==== Material for the task

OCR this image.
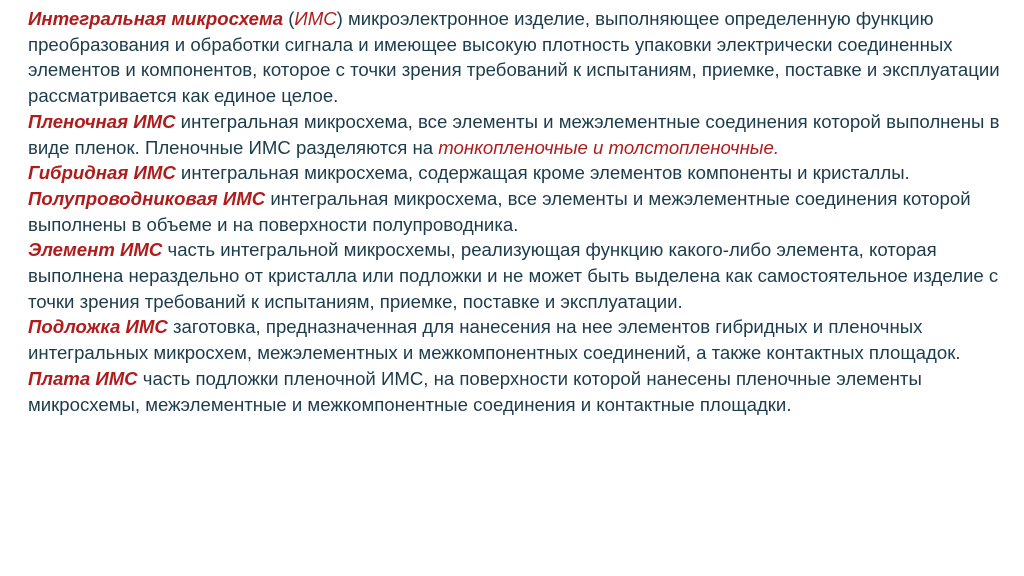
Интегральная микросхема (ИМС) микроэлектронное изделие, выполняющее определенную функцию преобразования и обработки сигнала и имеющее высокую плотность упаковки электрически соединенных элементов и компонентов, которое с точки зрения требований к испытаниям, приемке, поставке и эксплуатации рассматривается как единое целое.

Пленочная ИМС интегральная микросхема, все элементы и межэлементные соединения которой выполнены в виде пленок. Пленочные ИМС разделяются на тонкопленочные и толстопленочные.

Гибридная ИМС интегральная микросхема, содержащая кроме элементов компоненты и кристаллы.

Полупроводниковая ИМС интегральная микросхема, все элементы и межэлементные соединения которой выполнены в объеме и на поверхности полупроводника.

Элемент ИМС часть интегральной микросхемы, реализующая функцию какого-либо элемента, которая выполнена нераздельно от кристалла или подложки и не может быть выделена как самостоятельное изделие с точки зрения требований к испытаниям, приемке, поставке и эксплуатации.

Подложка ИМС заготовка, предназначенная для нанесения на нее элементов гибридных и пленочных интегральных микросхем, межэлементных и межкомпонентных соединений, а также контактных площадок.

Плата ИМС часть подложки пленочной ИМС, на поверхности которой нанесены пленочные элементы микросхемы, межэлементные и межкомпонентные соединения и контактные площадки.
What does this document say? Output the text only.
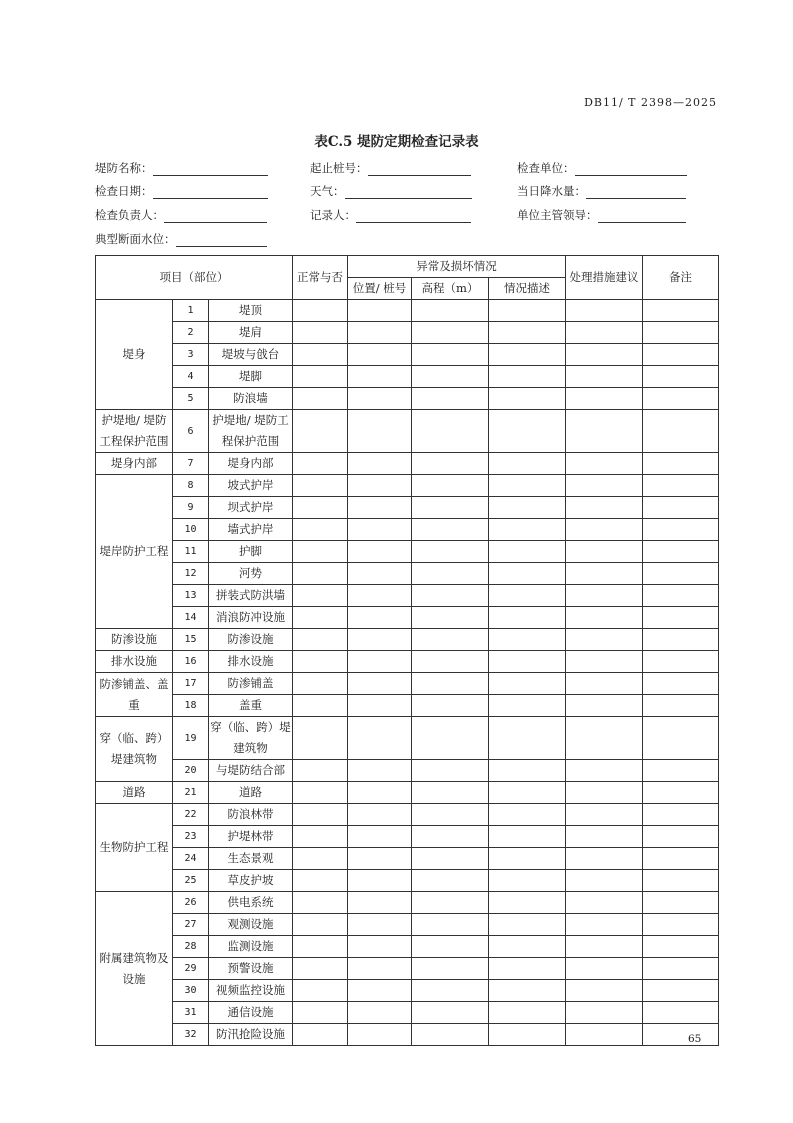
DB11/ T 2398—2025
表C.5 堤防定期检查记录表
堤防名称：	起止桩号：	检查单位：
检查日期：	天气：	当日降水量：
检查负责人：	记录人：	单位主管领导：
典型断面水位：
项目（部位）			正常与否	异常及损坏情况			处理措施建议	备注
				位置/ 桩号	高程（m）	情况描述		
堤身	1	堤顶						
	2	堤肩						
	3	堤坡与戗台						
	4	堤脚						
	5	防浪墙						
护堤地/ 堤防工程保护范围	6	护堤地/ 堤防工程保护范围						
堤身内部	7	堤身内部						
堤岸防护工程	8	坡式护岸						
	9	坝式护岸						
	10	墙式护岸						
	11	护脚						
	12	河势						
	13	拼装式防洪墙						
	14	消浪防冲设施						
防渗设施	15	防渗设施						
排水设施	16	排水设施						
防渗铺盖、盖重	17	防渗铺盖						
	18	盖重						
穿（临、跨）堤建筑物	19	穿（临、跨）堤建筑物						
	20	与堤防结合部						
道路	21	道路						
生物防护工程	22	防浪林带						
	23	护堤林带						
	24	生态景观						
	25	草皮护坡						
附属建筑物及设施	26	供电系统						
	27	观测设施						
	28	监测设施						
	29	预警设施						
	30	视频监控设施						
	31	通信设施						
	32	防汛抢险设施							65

========

Task details → Copy out all the records exactly, excluding pictures.

Response to the exercise →
OCR this image.
Интегральная микросхема (ИМС) микроэлектронное изделие, выполняющее определенную функцию преобразования и обработки сигнала и имеющее высокую плотность упаковки электрически соединенных элементов и компонентов, которое с точки зрения требований к испытаниям, приемке, поставке и эксплуатации рассматривается как единое целое.

Пленочная ИМС интегральная микросхема, все элементы и межэлементные соединения которой выполнены в виде пленок. Пленочные ИМС разделяются на тонкопленочные и толстопленочные.

Гибридная ИМС интегральная микросхема, содержащая кроме элементов компоненты и кристаллы.

Полупроводниковая ИМС интегральная микросхема, все элементы и межэлементные соединения которой выполнены в объеме и на поверхности полупроводника.

Элемент ИМС часть интегральной микросхемы, реализующая функцию какого-либо элемента, которая выполнена нераздельно от кристалла или подложки и не может быть выделена как самостоятельное изделие с точки зрения требований к испытаниям, приемке, поставке и эксплуатации.

Подложка ИМС заготовка, предназначенная для нанесения на нее элементов гибридных и пленочных интегральных микросхем, межэлементных и межкомпонентных соединений, а также контактных площадок.

Плата ИМС часть подложки пленочной ИМС, на поверхности которой нанесены пленочные элементы микросхемы, межэлементные и межкомпонентные соединения и контактные площадки.
What does this document say? Output the text only.
DB11/ T 2398—2025
表C.5 堤防定期检查记录表
堤防名称：	起止桩号：	检查单位：
检查日期：	天气：	当日降水量：
检查负责人：	记录人：	单位主管领导：
典型断面水位：
项目（部位）			正常与否	异常及损坏情况			处理措施建议	备注
				位置/ 桩号	高程（m）	情况描述		
堤身	1	堤顶						
	2	堤肩						
	3	堤坡与戗台						
	4	堤脚						
	5	防浪墙						
护堤地/ 堤防工程保护范围	6	护堤地/ 堤防工程保护范围						
堤身内部	7	堤身内部						
堤岸防护工程	8	坡式护岸						
	9	坝式护岸						
	10	墙式护岸						
	11	护脚						
	12	河势						
	13	拼装式防洪墙						
	14	消浪防冲设施						
防渗设施	15	防渗设施						
排水设施	16	排水设施						
防渗铺盖、盖重	17	防渗铺盖						
	18	盖重						
穿（临、跨）堤建筑物	19	穿（临、跨）堤建筑物						
	20	与堤防结合部						
道路	21	道路						
生物防护工程	22	防浪林带						
	23	护堤林带						
	24	生态景观						
	25	草皮护坡						
附属建筑物及设施	26	供电系统						
	27	观测设施						
	28	监测设施						
	29	预警设施						
	30	视频监控设施						
	31	通信设施						
	32	防汛抢险设施							65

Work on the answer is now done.